> [EXERCISE DETAILS] All of the data below should be written out exactly.

** start **

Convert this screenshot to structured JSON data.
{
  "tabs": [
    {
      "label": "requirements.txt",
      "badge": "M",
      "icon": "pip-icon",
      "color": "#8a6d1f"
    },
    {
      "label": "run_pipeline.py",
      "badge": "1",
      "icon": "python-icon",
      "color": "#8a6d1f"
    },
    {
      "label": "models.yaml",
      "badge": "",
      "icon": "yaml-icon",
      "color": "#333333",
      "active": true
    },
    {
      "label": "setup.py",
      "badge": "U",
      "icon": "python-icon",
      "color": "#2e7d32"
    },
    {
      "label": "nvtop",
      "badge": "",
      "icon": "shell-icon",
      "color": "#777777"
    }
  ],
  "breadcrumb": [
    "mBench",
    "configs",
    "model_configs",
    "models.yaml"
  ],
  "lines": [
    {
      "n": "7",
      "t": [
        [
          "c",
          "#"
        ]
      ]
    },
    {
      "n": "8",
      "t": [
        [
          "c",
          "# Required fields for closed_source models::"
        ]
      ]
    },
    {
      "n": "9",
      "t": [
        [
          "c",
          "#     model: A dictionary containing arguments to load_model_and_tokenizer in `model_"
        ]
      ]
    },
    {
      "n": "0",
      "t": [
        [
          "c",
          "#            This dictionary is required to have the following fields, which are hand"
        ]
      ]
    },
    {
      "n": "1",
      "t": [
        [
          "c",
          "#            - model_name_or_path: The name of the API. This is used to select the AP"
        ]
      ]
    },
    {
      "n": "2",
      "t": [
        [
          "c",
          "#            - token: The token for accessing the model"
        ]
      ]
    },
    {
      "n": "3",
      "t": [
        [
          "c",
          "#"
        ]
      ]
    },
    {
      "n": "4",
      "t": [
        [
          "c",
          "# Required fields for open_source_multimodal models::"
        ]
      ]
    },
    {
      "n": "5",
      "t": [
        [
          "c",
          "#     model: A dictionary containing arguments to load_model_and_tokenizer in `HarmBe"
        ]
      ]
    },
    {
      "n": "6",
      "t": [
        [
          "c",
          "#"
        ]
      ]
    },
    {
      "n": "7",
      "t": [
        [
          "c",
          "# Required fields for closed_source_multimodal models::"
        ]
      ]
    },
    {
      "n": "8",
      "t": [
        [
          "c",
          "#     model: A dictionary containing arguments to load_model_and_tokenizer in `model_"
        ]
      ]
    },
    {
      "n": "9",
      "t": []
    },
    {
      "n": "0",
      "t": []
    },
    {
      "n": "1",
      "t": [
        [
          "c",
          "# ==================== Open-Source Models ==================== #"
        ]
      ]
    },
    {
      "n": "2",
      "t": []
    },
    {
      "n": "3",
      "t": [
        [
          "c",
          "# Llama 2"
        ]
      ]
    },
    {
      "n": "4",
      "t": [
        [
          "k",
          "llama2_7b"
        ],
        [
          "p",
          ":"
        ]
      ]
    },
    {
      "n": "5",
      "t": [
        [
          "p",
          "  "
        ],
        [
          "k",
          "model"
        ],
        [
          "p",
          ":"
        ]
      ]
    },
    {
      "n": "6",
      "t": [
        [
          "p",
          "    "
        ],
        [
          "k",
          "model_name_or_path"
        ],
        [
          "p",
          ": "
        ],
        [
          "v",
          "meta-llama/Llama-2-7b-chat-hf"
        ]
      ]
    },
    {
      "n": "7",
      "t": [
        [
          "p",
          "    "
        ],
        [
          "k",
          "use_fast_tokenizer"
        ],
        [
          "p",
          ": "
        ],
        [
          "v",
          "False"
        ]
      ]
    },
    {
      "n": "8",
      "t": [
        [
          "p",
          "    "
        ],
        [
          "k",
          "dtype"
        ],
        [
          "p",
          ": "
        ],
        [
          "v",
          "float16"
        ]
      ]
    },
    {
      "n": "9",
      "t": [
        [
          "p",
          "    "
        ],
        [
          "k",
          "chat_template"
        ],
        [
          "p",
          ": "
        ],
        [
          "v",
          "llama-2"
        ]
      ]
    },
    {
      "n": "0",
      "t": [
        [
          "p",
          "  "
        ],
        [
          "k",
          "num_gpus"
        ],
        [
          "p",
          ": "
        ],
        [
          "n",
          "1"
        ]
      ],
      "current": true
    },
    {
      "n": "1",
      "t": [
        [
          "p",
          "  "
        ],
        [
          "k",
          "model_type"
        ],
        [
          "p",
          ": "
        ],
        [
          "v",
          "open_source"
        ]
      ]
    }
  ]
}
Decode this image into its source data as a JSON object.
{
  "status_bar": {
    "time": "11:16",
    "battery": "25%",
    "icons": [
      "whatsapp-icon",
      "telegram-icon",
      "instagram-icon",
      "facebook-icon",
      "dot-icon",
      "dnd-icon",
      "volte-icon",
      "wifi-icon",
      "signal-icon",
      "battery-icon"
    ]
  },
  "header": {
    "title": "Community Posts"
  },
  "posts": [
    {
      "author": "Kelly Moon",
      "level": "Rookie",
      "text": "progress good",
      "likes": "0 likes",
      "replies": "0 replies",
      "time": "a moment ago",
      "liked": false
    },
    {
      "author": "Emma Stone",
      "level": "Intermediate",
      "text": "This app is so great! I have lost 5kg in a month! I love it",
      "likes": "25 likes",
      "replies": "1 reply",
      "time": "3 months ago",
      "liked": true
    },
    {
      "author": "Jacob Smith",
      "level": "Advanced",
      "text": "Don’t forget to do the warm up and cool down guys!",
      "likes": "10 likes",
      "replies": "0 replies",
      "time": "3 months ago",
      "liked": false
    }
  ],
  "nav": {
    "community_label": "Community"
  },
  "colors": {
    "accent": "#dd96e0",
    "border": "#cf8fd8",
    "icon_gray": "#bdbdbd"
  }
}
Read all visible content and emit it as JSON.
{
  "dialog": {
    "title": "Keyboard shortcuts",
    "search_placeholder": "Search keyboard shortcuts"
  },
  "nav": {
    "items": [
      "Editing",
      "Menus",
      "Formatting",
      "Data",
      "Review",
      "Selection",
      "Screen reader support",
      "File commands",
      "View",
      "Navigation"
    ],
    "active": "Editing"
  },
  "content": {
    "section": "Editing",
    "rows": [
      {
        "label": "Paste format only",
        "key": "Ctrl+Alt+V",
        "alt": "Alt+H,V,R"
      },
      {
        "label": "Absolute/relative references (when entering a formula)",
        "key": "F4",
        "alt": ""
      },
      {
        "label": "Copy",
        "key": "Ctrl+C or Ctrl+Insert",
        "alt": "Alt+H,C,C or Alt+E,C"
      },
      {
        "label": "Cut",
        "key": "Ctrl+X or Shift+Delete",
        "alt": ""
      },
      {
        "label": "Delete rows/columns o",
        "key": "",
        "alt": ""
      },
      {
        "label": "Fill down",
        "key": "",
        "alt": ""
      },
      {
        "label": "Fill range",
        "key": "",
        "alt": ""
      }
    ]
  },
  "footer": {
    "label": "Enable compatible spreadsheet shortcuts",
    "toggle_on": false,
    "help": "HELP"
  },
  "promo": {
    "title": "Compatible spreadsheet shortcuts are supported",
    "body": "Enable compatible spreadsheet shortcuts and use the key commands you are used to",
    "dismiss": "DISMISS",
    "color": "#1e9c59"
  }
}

** end **

> [RESPONSE BELOW]
Convert this screenshot to structured JSON data.
{
  "tabs": [
    {
      "label": "requirements.txt",
      "badge": "M",
      "icon": "pip-icon",
      "color": "#8a6d1f"
    },
    {
      "label": "run_pipeline.py",
      "badge": "1",
      "icon": "python-icon",
      "color": "#8a6d1f"
    },
    {
      "label": "models.yaml",
      "badge": "",
      "icon": "yaml-icon",
      "color": "#333333",
      "active": true
    },
    {
      "label": "setup.py",
      "badge": "U",
      "icon": "python-icon",
      "color": "#2e7d32"
    },
    {
      "label": "nvtop",
      "badge": "",
      "icon": "shell-icon",
      "color": "#777777"
    }
  ],
  "breadcrumb": [
    "mBench",
    "configs",
    "model_configs",
    "models.yaml"
  ],
  "lines": [
    {
      "n": "7",
      "t": [
        [
          "c",
          "#"
        ]
      ]
    },
    {
      "n": "8",
      "t": [
        [
          "c",
          "# Required fields for closed_source models::"
        ]
      ]
    },
    {
      "n": "9",
      "t": [
        [
          "c",
          "#     model: A dictionary containing arguments to load_model_and_tokenizer in `model_"
        ]
      ]
    },
    {
      "n": "0",
      "t": [
        [
          "c",
          "#            This dictionary is required to have the following fields, which are hand"
        ]
      ]
    },
    {
      "n": "1",
      "t": [
        [
          "c",
          "#            - model_name_or_path: The name of the API. This is used to select the AP"
        ]
      ]
    },
    {
      "n": "2",
      "t": [
        [
          "c",
          "#            - token: The token for accessing the model"
        ]
      ]
    },
    {
      "n": "3",
      "t": [
        [
          "c",
          "#"
        ]
      ]
    },
    {
      "n": "4",
      "t": [
        [
          "c",
          "# Required fields for open_source_multimodal models::"
        ]
      ]
    },
    {
      "n": "5",
      "t": [
        [
          "c",
          "#     model: A dictionary containing arguments to load_model_and_tokenizer in `HarmBe"
        ]
      ]
    },
    {
      "n": "6",
      "t": [
        [
          "c",
          "#"
        ]
      ]
    },
    {
      "n": "7",
      "t": [
        [
          "c",
          "# Required fields for closed_source_multimodal models::"
        ]
      ]
    },
    {
      "n": "8",
      "t": [
        [
          "c",
          "#     model: A dictionary containing arguments to load_model_and_tokenizer in `model_"
        ]
      ]
    },
    {
      "n": "9",
      "t": []
    },
    {
      "n": "0",
      "t": []
    },
    {
      "n": "1",
      "t": [
        [
          "c",
          "# ==================== Open-Source Models ==================== #"
        ]
      ]
    },
    {
      "n": "2",
      "t": []
    },
    {
      "n": "3",
      "t": [
        [
          "c",
          "# Llama 2"
        ]
      ]
    },
    {
      "n": "4",
      "t": [
        [
          "k",
          "llama2_7b"
        ],
        [
          "p",
          ":"
        ]
      ]
    },
    {
      "n": "5",
      "t": [
        [
          "p",
          "  "
        ],
        [
          "k",
          "model"
        ],
        [
          "p",
          ":"
        ]
      ]
    },
    {
      "n": "6",
      "t": [
        [
          "p",
          "    "
        ],
        [
          "k",
          "model_name_or_path"
        ],
        [
          "p",
          ": "
        ],
        [
          "v",
          "meta-llama/Llama-2-7b-chat-hf"
        ]
      ]
    },
    {
      "n": "7",
      "t": [
        [
          "p",
          "    "
        ],
        [
          "k",
          "use_fast_tokenizer"
        ],
        [
          "p",
          ": "
        ],
        [
          "v",
          "False"
        ]
      ]
    },
    {
      "n": "8",
      "t": [
        [
          "p",
          "    "
        ],
        [
          "k",
          "dtype"
        ],
        [
          "p",
          ": "
        ],
        [
          "v",
          "float16"
        ]
      ]
    },
    {
      "n": "9",
      "t": [
        [
          "p",
          "    "
        ],
        [
          "k",
          "chat_template"
        ],
        [
          "p",
          ": "
        ],
        [
          "v",
          "llama-2"
        ]
      ]
    },
    {
      "n": "0",
      "t": [
        [
          "p",
          "  "
        ],
        [
          "k",
          "num_gpus"
        ],
        [
          "p",
          ": "
        ],
        [
          "n",
          "1"
        ]
      ],
      "current": true
    },
    {
      "n": "1",
      "t": [
        [
          "p",
          "  "
        ],
        [
          "k",
          "model_type"
        ],
        [
          "p",
          ": "
        ],
        [
          "v",
          "open_source"
        ]
      ]
    }
  ]
}
Decode this image into its source data as a JSON object.
{
  "status_bar": {
    "time": "11:16",
    "battery": "25%",
    "icons": [
      "whatsapp-icon",
      "telegram-icon",
      "instagram-icon",
      "facebook-icon",
      "dot-icon",
      "dnd-icon",
      "volte-icon",
      "wifi-icon",
      "signal-icon",
      "battery-icon"
    ]
  },
  "header": {
    "title": "Community Posts"
  },
  "posts": [
    {
      "author": "Kelly Moon",
      "level": "Rookie",
      "text": "progress good",
      "likes": "0 likes",
      "replies": "0 replies",
      "time": "a moment ago",
      "liked": false
    },
    {
      "author": "Emma Stone",
      "level": "Intermediate",
      "text": "This app is so great! I have lost 5kg in a month! I love it",
      "likes": "25 likes",
      "replies": "1 reply",
      "time": "3 months ago",
      "liked": true
    },
    {
      "author": "Jacob Smith",
      "level": "Advanced",
      "text": "Don’t forget to do the warm up and cool down guys!",
      "likes": "10 likes",
      "replies": "0 replies",
      "time": "3 months ago",
      "liked": false
    }
  ],
  "nav": {
    "community_label": "Community"
  },
  "colors": {
    "accent": "#dd96e0",
    "border": "#cf8fd8",
    "icon_gray": "#bdbdbd"
  }
}
Read all visible content and emit it as JSON.
{
  "dialog": {
    "title": "Keyboard shortcuts",
    "search_placeholder": "Search keyboard shortcuts"
  },
  "nav": {
    "items": [
      "Editing",
      "Menus",
      "Formatting",
      "Data",
      "Review",
      "Selection",
      "Screen reader support",
      "File commands",
      "View",
      "Navigation"
    ],
    "active": "Editing"
  },
  "content": {
    "section": "Editing",
    "rows": [
      {
        "label": "Paste format only",
        "key": "Ctrl+Alt+V",
        "alt": "Alt+H,V,R"
      },
      {
        "label": "Absolute/relative references (when entering a formula)",
        "key": "F4",
        "alt": ""
      },
      {
        "label": "Copy",
        "key": "Ctrl+C or Ctrl+Insert",
        "alt": "Alt+H,C,C or Alt+E,C"
      },
      {
        "label": "Cut",
        "key": "Ctrl+X or Shift+Delete",
        "alt": ""
      },
      {
        "label": "Delete rows/columns o",
        "key": "",
        "alt": ""
      },
      {
        "label": "Fill down",
        "key": "",
        "alt": ""
      },
      {
        "label": "Fill range",
        "key": "",
        "alt": ""
      }
    ]
  },
  "footer": {
    "label": "Enable compatible spreadsheet shortcuts",
    "toggle_on": false,
    "help": "HELP"
  },
  "promo": {
    "title": "Compatible spreadsheet shortcuts are supported",
    "body": "Enable compatible spreadsheet shortcuts and use the key commands you are used to",
    "dismiss": "DISMISS",
    "color": "#1e9c59"
  }
}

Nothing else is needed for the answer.